Requirements: Each line in the entries below that holds the string "Jesús" is to be listed.

start

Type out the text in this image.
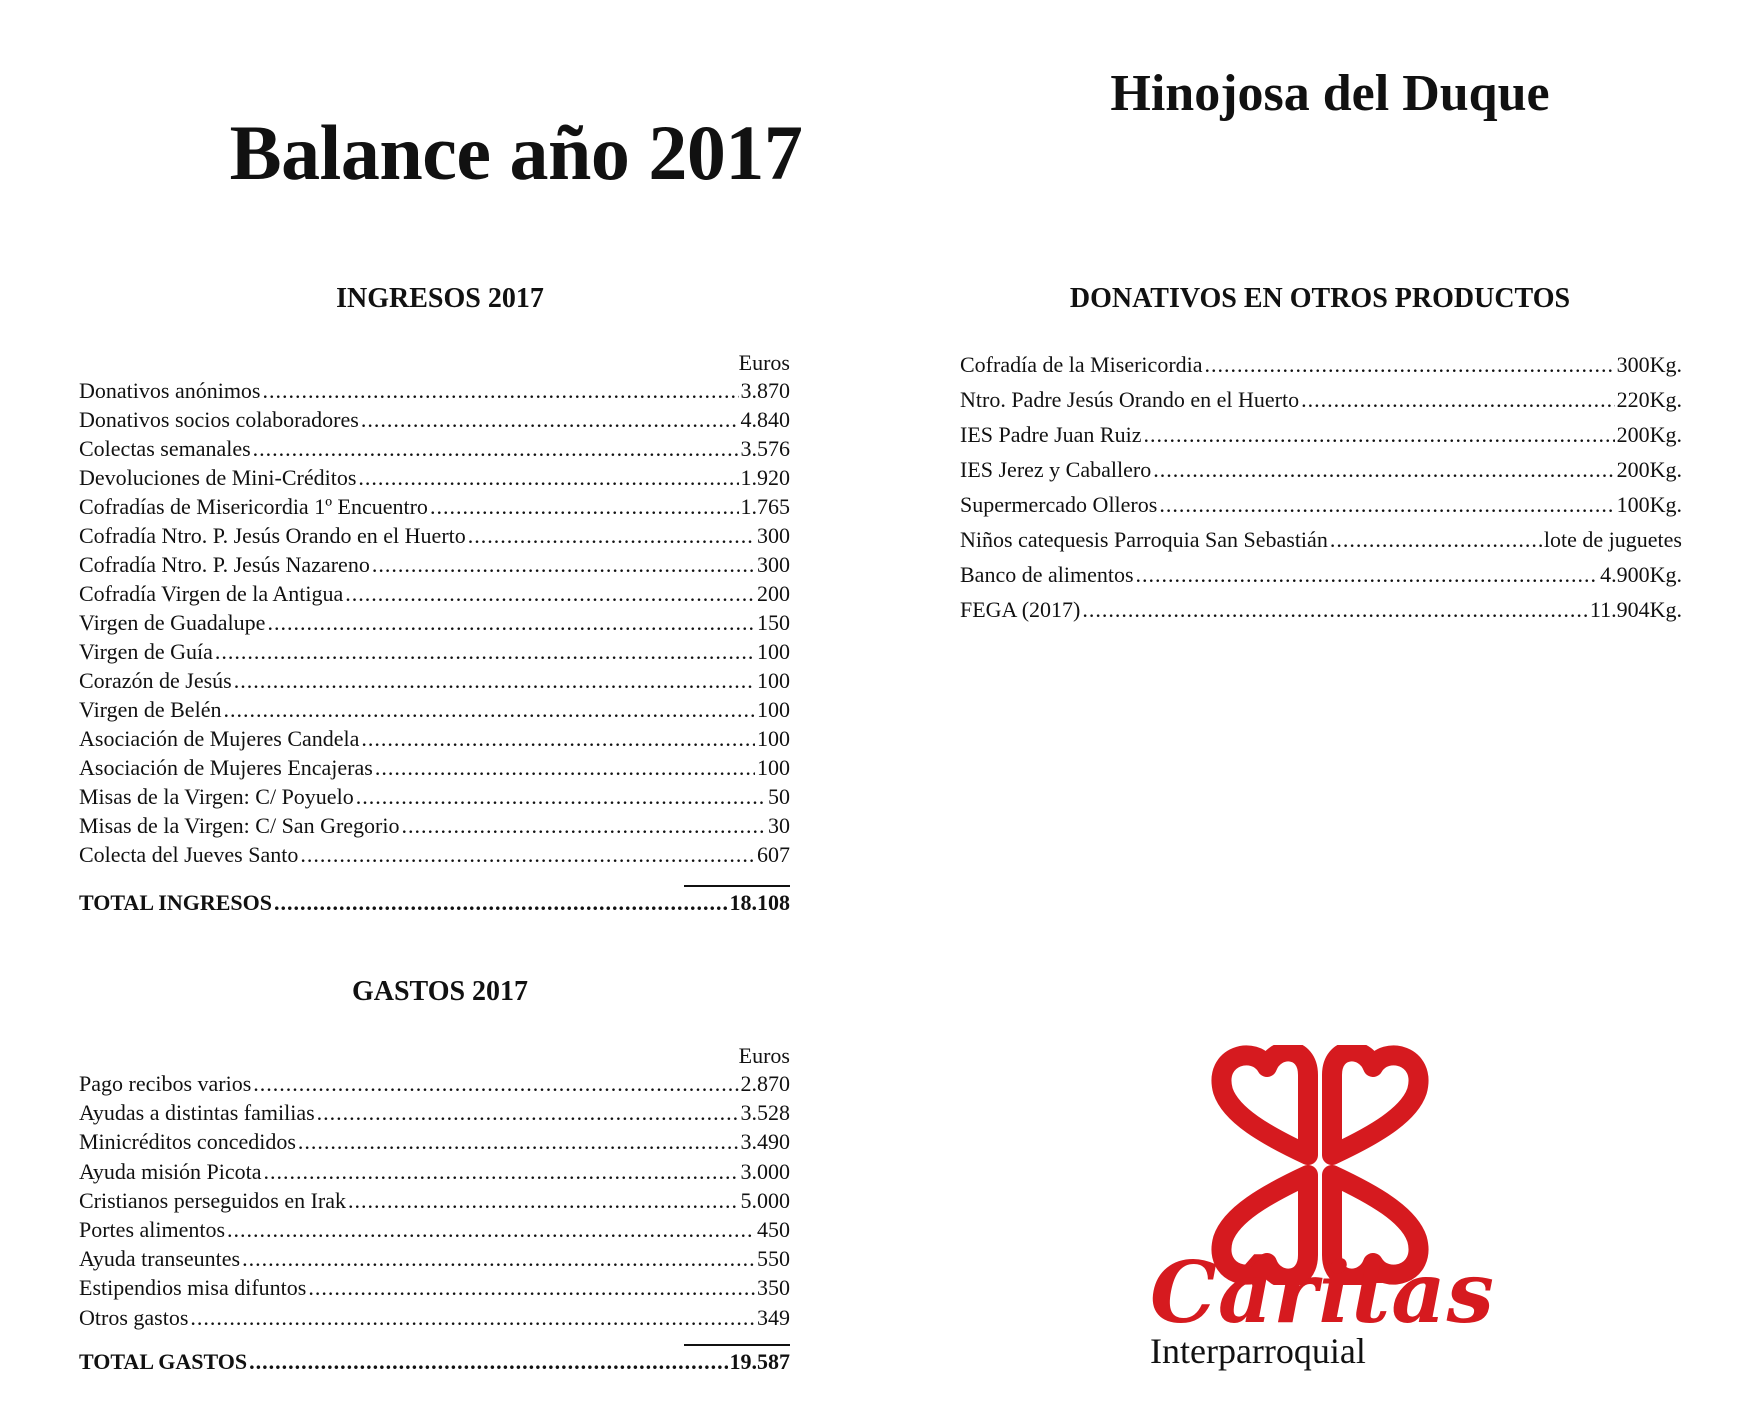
Balance año 2017
Hinojosa del Duque
INGRESOS 2017
Euros
Donativos anónimos .....	3.870
Donativos socios colaboradores .....	4.840
Colectas semanales .....	3.576
Devoluciones de Mini-Créditos .....	1.920
Cofradías de Misericordia 1º Encuentro .....	1.765
Cofradía Ntro. P. Jesús Orando en el Huerto .....	300
Cofradía Ntro. P. Jesús Nazareno .....	300
Cofradía Virgen de la Antigua .....	200
Virgen de Guadalupe .....	150
Virgen de Guía .....	100
Corazón de Jesús .....	100
Virgen de Belén .....	100
Asociación de Mujeres Candela .....	100
Asociación de Mujeres Encajeras .....	100
Misas de la Virgen: C/ Poyuelo .....	50
Misas de la Virgen: C/ San Gregorio .....	30
Colecta del Jueves Santo .....	607
TOTAL INGRESOS .....	18.108
GASTOS 2017
Euros
Pago recibos varios .....	2.870
Ayudas a distintas familias .....	3.528
Minicréditos concedidos .....	3.490
Ayuda misión Picota .....	3.000
Cristianos perseguidos en Irak .....	5.000
Portes alimentos .....	450
Ayuda transeuntes .....	550
Estipendios misa difuntos .....	350
Otros gastos .....	349
TOTAL GASTOS .....	19.587
DONATIVOS EN OTROS PRODUCTOS
Cofradía de la Misericordia .....	300Kg.
Ntro. Padre Jesús Orando en el Huerto .....	220Kg.
IES Padre Juan Ruiz .....	200Kg.
IES Jerez y Caballero .....	200Kg.
Supermercado Olleros .....	100Kg.
Niños catequesis Parroquia San Sebastián .....	lote de juguetes
Banco de alimentos .....	4.900Kg.
FEGA (2017) .....	11.904Kg.
Cáritas
Interparroquial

end

Solution for this exercise:
Cofradía Ntro. P. Jesús Orando en el Huerto .....	300
Cofradía Ntro. P. Jesús Nazareno .....	300
Corazón de Jesús .....	100
Ntro. Padre Jesús Orando en el Huerto .....	220Kg.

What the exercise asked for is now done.